Rewrite the data from its start through the line containing "(m³): Consumo Medido", replacing "Bar" with "Box" and leaving everything else unchanged.

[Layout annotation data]
####################

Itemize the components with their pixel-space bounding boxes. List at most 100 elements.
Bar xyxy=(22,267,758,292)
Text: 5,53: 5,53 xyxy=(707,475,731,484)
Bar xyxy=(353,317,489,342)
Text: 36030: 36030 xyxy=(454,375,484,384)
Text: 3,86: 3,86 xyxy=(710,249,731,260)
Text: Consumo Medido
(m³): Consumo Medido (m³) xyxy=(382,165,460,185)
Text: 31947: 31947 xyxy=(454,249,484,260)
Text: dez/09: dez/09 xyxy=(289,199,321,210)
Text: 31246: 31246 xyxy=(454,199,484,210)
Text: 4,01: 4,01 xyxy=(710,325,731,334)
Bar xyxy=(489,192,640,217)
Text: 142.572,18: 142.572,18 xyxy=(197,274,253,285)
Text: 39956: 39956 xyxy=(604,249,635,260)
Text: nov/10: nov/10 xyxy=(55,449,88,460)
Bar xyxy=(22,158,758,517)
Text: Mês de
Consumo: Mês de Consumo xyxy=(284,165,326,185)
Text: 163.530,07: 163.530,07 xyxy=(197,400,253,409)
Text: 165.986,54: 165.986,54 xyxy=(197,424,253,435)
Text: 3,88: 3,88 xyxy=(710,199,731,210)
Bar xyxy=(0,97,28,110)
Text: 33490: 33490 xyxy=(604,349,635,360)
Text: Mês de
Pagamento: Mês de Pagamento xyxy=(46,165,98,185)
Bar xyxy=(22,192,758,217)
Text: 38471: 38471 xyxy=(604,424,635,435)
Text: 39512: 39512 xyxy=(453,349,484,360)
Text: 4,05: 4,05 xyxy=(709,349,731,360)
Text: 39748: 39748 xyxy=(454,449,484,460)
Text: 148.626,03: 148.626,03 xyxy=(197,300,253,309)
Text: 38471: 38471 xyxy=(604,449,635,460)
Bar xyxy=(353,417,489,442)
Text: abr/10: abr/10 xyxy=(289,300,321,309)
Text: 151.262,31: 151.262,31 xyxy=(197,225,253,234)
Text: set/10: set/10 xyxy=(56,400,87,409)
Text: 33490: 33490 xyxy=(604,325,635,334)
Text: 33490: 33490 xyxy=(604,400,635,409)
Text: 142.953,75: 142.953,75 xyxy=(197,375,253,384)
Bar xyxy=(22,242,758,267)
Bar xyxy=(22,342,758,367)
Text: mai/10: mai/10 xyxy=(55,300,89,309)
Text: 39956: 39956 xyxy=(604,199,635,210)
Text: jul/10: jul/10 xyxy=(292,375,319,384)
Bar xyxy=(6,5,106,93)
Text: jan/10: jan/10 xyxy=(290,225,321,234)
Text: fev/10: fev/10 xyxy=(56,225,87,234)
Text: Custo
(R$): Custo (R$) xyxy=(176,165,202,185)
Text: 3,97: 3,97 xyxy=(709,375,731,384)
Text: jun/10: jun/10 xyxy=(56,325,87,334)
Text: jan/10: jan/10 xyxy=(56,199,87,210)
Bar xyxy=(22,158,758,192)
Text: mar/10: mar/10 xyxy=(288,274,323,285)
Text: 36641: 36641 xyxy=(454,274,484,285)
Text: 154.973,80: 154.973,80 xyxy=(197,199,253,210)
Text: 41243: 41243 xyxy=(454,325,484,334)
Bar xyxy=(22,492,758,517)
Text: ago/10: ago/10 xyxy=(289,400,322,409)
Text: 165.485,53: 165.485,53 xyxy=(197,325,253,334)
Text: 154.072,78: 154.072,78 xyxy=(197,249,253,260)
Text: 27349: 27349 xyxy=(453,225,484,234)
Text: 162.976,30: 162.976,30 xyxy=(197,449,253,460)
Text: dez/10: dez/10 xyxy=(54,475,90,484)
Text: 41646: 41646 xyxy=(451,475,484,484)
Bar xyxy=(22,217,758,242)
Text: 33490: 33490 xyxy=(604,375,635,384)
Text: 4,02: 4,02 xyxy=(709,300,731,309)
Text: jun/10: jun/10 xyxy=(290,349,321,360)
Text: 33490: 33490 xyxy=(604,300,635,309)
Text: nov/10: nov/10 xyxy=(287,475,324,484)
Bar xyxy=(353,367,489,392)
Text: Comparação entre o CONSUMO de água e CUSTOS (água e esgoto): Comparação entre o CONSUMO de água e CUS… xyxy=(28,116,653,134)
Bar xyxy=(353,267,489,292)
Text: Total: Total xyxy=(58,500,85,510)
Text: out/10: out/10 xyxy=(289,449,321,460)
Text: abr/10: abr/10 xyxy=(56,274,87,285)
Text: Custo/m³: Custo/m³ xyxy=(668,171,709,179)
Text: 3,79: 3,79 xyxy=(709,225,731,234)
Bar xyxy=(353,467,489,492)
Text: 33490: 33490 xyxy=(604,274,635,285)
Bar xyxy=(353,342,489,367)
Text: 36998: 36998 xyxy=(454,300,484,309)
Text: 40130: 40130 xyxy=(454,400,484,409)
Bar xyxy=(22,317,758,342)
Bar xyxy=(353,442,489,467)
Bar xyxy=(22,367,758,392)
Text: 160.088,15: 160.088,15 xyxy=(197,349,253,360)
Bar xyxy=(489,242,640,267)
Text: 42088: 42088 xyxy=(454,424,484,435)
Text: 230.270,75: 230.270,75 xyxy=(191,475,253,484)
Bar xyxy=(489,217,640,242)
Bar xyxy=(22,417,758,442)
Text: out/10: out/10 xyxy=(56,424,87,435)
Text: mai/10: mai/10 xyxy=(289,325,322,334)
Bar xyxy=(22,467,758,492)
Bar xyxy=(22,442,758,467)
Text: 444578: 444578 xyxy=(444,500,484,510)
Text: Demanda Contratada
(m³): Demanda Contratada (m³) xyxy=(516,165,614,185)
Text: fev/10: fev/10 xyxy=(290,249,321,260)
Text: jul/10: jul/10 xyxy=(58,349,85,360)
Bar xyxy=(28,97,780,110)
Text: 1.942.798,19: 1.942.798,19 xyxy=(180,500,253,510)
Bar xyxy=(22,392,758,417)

####################

Written solution:
Itemize the components with their pixel-space bounding boxes. List at most 100 elements.
Box xyxy=(22,267,758,292)
Text: 5,53: 5,53 xyxy=(707,475,731,484)
Box xyxy=(353,317,489,342)
Text: 36030: 36030 xyxy=(454,375,484,384)
Text: 3,86: 3,86 xyxy=(710,249,731,260)
Text: Consumo Medido
(m³): Consumo Medido (m³) xyxy=(382,165,460,185)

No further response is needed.